# Provided material
# # # #
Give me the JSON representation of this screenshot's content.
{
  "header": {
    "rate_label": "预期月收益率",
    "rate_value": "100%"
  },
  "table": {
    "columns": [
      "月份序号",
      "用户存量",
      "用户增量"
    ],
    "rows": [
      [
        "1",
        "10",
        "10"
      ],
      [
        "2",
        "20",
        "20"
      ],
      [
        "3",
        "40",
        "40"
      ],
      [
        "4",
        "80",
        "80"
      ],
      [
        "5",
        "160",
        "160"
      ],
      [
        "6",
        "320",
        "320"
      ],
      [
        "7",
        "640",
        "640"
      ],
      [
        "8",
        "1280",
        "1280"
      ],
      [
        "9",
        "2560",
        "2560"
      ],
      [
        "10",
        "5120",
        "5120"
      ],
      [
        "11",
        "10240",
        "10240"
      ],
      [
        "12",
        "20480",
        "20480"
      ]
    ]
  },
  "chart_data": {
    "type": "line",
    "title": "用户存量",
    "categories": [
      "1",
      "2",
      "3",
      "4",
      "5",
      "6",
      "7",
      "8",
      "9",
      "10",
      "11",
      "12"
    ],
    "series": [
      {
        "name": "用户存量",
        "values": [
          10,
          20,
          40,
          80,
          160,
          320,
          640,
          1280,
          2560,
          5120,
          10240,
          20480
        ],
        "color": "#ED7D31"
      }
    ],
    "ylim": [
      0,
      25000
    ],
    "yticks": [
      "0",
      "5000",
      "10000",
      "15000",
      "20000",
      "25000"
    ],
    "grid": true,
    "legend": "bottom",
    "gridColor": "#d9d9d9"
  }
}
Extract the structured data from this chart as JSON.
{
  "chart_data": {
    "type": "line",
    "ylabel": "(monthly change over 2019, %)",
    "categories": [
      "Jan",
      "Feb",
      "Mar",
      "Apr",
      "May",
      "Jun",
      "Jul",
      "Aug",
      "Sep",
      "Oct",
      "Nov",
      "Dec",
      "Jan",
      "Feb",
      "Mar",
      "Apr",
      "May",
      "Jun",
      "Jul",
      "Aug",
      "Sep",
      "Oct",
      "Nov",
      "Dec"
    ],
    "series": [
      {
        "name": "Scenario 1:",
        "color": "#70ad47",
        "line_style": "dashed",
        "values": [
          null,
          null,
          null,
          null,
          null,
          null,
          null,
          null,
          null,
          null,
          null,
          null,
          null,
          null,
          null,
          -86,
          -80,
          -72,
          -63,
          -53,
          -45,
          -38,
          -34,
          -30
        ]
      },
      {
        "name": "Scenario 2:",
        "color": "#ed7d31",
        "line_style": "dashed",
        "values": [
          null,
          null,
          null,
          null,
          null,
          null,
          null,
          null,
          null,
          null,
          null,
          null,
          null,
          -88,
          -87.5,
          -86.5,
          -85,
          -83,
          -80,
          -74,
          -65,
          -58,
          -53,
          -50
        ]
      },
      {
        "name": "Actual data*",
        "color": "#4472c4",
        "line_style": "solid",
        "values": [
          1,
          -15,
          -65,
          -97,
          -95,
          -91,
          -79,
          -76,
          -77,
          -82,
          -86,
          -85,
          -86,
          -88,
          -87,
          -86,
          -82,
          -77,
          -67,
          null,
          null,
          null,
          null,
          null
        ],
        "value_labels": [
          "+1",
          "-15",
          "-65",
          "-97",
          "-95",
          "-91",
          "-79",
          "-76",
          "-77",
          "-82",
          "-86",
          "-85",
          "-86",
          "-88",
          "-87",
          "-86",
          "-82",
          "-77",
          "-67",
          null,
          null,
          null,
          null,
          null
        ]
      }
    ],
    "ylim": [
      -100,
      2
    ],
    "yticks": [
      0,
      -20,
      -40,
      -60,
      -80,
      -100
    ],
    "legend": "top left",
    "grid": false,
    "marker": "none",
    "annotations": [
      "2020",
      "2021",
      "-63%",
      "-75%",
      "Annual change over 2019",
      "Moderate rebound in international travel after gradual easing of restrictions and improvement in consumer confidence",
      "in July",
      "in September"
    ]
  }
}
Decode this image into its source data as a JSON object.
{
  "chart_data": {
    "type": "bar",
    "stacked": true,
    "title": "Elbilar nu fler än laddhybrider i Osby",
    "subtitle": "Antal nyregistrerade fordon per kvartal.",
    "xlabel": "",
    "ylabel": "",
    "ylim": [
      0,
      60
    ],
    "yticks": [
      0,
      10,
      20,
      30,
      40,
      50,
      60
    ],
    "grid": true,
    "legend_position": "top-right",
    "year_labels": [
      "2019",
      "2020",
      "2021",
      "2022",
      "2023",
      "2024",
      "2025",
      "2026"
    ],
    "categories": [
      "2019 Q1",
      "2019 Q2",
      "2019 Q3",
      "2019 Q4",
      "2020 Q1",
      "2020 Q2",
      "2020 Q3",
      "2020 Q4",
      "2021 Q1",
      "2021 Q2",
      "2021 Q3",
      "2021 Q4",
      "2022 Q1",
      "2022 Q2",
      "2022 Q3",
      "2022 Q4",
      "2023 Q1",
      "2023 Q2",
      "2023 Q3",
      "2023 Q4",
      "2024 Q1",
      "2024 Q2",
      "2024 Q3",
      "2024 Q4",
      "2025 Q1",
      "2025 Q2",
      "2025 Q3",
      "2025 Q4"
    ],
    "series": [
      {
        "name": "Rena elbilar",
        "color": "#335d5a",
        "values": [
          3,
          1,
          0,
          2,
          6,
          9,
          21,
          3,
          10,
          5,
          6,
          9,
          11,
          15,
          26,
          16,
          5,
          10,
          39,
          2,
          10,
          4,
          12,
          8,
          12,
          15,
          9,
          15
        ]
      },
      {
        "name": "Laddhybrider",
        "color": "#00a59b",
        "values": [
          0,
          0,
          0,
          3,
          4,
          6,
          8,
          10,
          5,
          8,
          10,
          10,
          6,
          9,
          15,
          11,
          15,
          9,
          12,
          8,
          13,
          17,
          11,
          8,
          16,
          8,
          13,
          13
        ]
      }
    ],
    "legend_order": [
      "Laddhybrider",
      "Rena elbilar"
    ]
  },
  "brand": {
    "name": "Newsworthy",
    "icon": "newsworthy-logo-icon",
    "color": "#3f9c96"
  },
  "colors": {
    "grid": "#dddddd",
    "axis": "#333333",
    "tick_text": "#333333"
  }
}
# # # #
# What is asked
Can you give every line above again, exactly as written?

# Task solution
Give me the JSON representation of this screenshot's content.
{
  "header": {
    "rate_label": "预期月收益率",
    "rate_value": "100%"
  },
  "table": {
    "columns": [
      "月份序号",
      "用户存量",
      "用户增量"
    ],
    "rows": [
      [
        "1",
        "10",
        "10"
      ],
      [
        "2",
        "20",
        "20"
      ],
      [
        "3",
        "40",
        "40"
      ],
      [
        "4",
        "80",
        "80"
      ],
      [
        "5",
        "160",
        "160"
      ],
      [
        "6",
        "320",
        "320"
      ],
      [
        "7",
        "640",
        "640"
      ],
      [
        "8",
        "1280",
        "1280"
      ],
      [
        "9",
        "2560",
        "2560"
      ],
      [
        "10",
        "5120",
        "5120"
      ],
      [
        "11",
        "10240",
        "10240"
      ],
      [
        "12",
        "20480",
        "20480"
      ]
    ]
  },
  "chart_data": {
    "type": "line",
    "title": "用户存量",
    "categories": [
      "1",
      "2",
      "3",
      "4",
      "5",
      "6",
      "7",
      "8",
      "9",
      "10",
      "11",
      "12"
    ],
    "series": [
      {
        "name": "用户存量",
        "values": [
          10,
          20,
          40,
          80,
          160,
          320,
          640,
          1280,
          2560,
          5120,
          10240,
          20480
        ],
        "color": "#ED7D31"
      }
    ],
    "ylim": [
      0,
      25000
    ],
    "yticks": [
      "0",
      "5000",
      "10000",
      "15000",
      "20000",
      "25000"
    ],
    "grid": true,
    "legend": "bottom",
    "gridColor": "#d9d9d9"
  }
}
Extract the structured data from this chart as JSON.
{
  "chart_data": {
    "type": "line",
    "ylabel": "(monthly change over 2019, %)",
    "categories": [
      "Jan",
      "Feb",
      "Mar",
      "Apr",
      "May",
      "Jun",
      "Jul",
      "Aug",
      "Sep",
      "Oct",
      "Nov",
      "Dec",
      "Jan",
      "Feb",
      "Mar",
      "Apr",
      "May",
      "Jun",
      "Jul",
      "Aug",
      "Sep",
      "Oct",
      "Nov",
      "Dec"
    ],
    "series": [
      {
        "name": "Scenario 1:",
        "color": "#70ad47",
        "line_style": "dashed",
        "values": [
          null,
          null,
          null,
          null,
          null,
          null,
          null,
          null,
          null,
          null,
          null,
          null,
          null,
          null,
          null,
          -86,
          -80,
          -72,
          -63,
          -53,
          -45,
          -38,
          -34,
          -30
        ]
      },
      {
        "name": "Scenario 2:",
        "color": "#ed7d31",
        "line_style": "dashed",
        "values": [
          null,
          null,
          null,
          null,
          null,
          null,
          null,
          null,
          null,
          null,
          null,
          null,
          null,
          -88,
          -87.5,
          -86.5,
          -85,
          -83,
          -80,
          -74,
          -65,
          -58,
          -53,
          -50
        ]
      },
      {
        "name": "Actual data*",
        "color": "#4472c4",
        "line_style": "solid",
        "values": [
          1,
          -15,
          -65,
          -97,
          -95,
          -91,
          -79,
          -76,
          -77,
          -82,
          -86,
          -85,
          -86,
          -88,
          -87,
          -86,
          -82,
          -77,
          -67,
          null,
          null,
          null,
          null,
          null
        ],
        "value_labels": [
          "+1",
          "-15",
          "-65",
          "-97",
          "-95",
          "-91",
          "-79",
          "-76",
          "-77",
          "-82",
          "-86",
          "-85",
          "-86",
          "-88",
          "-87",
          "-86",
          "-82",
          "-77",
          "-67",
          null,
          null,
          null,
          null,
          null
        ]
      }
    ],
    "ylim": [
      -100,
      2
    ],
    "yticks": [
      0,
      -20,
      -40,
      -60,
      -80,
      -100
    ],
    "legend": "top left",
    "grid": false,
    "marker": "none",
    "annotations": [
      "2020",
      "2021",
      "-63%",
      "-75%",
      "Annual change over 2019",
      "Moderate rebound in international travel after gradual easing of restrictions and improvement in consumer confidence",
      "in July",
      "in September"
    ]
  }
}
Decode this image into its source data as a JSON object.
{
  "chart_data": {
    "type": "bar",
    "stacked": true,
    "title": "Elbilar nu fler än laddhybrider i Osby",
    "subtitle": "Antal nyregistrerade fordon per kvartal.",
    "xlabel": "",
    "ylabel": "",
    "ylim": [
      0,
      60
    ],
    "yticks": [
      0,
      10,
      20,
      30,
      40,
      50,
      60
    ],
    "grid": true,
    "legend_position": "top-right",
    "year_labels": [
      "2019",
      "2020",
      "2021",
      "2022",
      "2023",
      "2024",
      "2025",
      "2026"
    ],
    "categories": [
      "2019 Q1",
      "2019 Q2",
      "2019 Q3",
      "2019 Q4",
      "2020 Q1",
      "2020 Q2",
      "2020 Q3",
      "2020 Q4",
      "2021 Q1",
      "2021 Q2",
      "2021 Q3",
      "2021 Q4",
      "2022 Q1",
      "2022 Q2",
      "2022 Q3",
      "2022 Q4",
      "2023 Q1",
      "2023 Q2",
      "2023 Q3",
      "2023 Q4",
      "2024 Q1",
      "2024 Q2",
      "2024 Q3",
      "2024 Q4",
      "2025 Q1",
      "2025 Q2",
      "2025 Q3",
      "2025 Q4"
    ],
    "series": [
      {
        "name": "Rena elbilar",
        "color": "#335d5a",
        "values": [
          3,
          1,
          0,
          2,
          6,
          9,
          21,
          3,
          10,
          5,
          6,
          9,
          11,
          15,
          26,
          16,
          5,
          10,
          39,
          2,
          10,
          4,
          12,
          8,
          12,
          15,
          9,
          15
        ]
      },
      {
        "name": "Laddhybrider",
        "color": "#00a59b",
        "values": [
          0,
          0,
          0,
          3,
          4,
          6,
          8,
          10,
          5,
          8,
          10,
          10,
          6,
          9,
          15,
          11,
          15,
          9,
          12,
          8,
          13,
          17,
          11,
          8,
          16,
          8,
          13,
          13
        ]
      }
    ],
    "legend_order": [
      "Laddhybrider",
      "Rena elbilar"
    ]
  },
  "brand": {
    "name": "Newsworthy",
    "icon": "newsworthy-logo-icon",
    "color": "#3f9c96"
  },
  "colors": {
    "grid": "#dddddd",
    "axis": "#333333",
    "tick_text": "#333333"
  }
}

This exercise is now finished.